> _Task material_

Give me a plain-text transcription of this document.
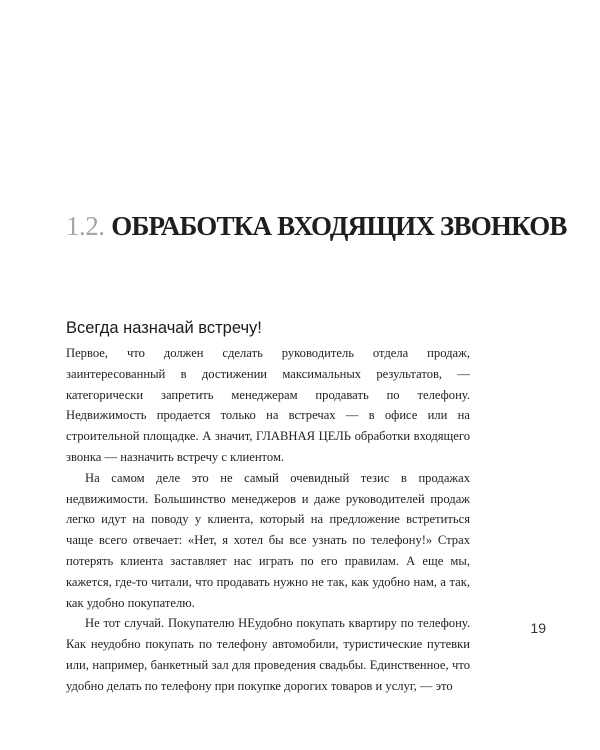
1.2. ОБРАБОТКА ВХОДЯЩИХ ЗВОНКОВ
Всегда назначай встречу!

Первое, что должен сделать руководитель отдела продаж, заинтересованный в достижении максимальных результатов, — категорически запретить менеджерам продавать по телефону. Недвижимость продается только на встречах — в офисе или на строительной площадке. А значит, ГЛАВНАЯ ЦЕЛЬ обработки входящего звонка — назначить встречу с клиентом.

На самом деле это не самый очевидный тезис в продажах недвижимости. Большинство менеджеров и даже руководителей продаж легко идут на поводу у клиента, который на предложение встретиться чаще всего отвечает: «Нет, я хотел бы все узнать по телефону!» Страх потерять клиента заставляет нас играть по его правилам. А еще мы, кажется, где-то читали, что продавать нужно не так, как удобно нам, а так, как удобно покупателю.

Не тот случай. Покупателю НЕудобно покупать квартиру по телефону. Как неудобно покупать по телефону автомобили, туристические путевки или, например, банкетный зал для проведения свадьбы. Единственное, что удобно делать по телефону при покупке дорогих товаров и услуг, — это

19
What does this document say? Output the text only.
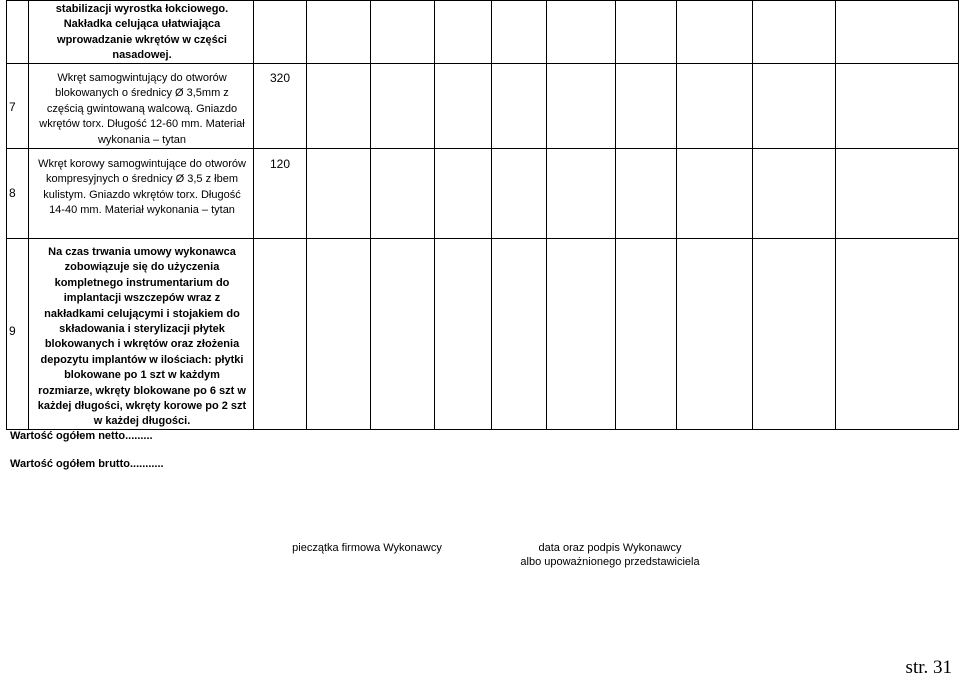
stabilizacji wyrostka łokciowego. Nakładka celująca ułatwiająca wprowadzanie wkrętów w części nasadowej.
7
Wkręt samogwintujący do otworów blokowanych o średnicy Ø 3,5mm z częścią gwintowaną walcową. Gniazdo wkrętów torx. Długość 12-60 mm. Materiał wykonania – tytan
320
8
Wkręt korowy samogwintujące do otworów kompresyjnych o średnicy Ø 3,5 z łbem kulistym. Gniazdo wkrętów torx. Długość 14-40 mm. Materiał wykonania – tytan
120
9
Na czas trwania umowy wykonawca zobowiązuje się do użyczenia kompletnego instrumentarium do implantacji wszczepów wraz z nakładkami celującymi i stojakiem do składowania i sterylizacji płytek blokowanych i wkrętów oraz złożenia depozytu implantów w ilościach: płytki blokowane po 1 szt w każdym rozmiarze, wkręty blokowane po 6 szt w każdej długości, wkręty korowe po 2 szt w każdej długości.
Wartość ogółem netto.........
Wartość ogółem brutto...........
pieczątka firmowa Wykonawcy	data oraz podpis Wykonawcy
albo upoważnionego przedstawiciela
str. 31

> _What to do_
Take the line that contains "What does this" and all lines after it to the end of the material above, and copy them verbatim without any images.

> _Reply to the exercise_
What does this document say? Output the text only.
stabilizacji wyrostka łokciowego. Nakładka celująca ułatwiająca wprowadzanie wkrętów w części nasadowej.
7
Wkręt samogwintujący do otworów blokowanych o średnicy Ø 3,5mm z częścią gwintowaną walcową. Gniazdo wkrętów torx. Długość 12-60 mm. Materiał wykonania – tytan
320
8
Wkręt korowy samogwintujące do otworów kompresyjnych o średnicy Ø 3,5 z łbem kulistym. Gniazdo wkrętów torx. Długość 14-40 mm. Materiał wykonania – tytan
120
9
Na czas trwania umowy wykonawca zobowiązuje się do użyczenia kompletnego instrumentarium do implantacji wszczepów wraz z nakładkami celującymi i stojakiem do składowania i sterylizacji płytek blokowanych i wkrętów oraz złożenia depozytu implantów w ilościach: płytki blokowane po 1 szt w każdym rozmiarze, wkręty blokowane po 6 szt w każdej długości, wkręty korowe po 2 szt w każdej długości.
Wartość ogółem netto.........
Wartość ogółem brutto...........
pieczątka firmowa Wykonawcy	data oraz podpis Wykonawcy
albo upoważnionego przedstawiciela
str. 31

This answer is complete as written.